§ **Problem requirements**: Pick out and copy every line below that has the word "recognize".

------------------------------------------------------------------------

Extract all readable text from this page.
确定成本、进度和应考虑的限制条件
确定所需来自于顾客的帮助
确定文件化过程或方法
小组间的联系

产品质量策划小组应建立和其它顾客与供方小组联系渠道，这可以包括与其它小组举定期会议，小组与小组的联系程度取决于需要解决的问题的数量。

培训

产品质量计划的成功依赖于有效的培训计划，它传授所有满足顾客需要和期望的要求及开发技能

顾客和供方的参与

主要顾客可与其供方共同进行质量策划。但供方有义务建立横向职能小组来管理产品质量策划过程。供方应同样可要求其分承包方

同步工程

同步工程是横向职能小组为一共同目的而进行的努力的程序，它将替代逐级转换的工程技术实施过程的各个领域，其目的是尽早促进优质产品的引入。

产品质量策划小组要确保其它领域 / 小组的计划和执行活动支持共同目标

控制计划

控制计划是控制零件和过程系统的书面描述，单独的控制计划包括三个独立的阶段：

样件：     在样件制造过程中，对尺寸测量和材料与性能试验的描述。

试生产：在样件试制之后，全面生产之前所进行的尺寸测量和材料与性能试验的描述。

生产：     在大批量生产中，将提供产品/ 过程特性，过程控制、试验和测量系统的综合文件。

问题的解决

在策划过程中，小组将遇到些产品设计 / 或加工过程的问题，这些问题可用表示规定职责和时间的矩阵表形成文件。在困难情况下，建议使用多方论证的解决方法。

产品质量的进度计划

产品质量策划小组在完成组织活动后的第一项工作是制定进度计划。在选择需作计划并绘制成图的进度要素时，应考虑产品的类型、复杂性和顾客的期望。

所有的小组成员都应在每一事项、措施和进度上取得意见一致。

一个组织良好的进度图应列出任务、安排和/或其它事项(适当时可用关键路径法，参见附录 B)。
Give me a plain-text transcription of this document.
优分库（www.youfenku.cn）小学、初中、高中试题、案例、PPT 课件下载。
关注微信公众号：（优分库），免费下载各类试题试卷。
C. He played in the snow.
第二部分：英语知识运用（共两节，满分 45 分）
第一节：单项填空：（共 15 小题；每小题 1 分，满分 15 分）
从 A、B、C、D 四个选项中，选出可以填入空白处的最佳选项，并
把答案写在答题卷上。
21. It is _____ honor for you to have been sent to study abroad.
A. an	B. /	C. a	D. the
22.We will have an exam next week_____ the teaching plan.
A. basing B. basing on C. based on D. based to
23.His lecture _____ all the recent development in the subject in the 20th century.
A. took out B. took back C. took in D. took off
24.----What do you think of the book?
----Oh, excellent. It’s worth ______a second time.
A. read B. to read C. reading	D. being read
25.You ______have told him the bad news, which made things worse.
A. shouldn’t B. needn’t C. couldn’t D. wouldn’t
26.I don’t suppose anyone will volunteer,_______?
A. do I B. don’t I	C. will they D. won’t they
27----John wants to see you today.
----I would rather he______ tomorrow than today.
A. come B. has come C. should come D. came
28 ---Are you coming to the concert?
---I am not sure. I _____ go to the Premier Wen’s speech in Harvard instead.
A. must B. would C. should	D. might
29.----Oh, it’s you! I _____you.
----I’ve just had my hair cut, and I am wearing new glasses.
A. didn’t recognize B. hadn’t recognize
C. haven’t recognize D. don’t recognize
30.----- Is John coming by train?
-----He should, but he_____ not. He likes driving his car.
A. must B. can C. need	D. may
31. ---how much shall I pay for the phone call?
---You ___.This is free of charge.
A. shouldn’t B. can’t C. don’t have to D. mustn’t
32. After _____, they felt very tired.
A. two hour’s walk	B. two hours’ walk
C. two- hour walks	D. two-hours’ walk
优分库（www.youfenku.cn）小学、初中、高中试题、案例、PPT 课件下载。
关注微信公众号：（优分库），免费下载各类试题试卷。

------------------------------------------------------------------------

§ **Solution to this problem**:
A. didn’t recognize B. hadn’t recognize
C. haven’t recognize D. don’t recognize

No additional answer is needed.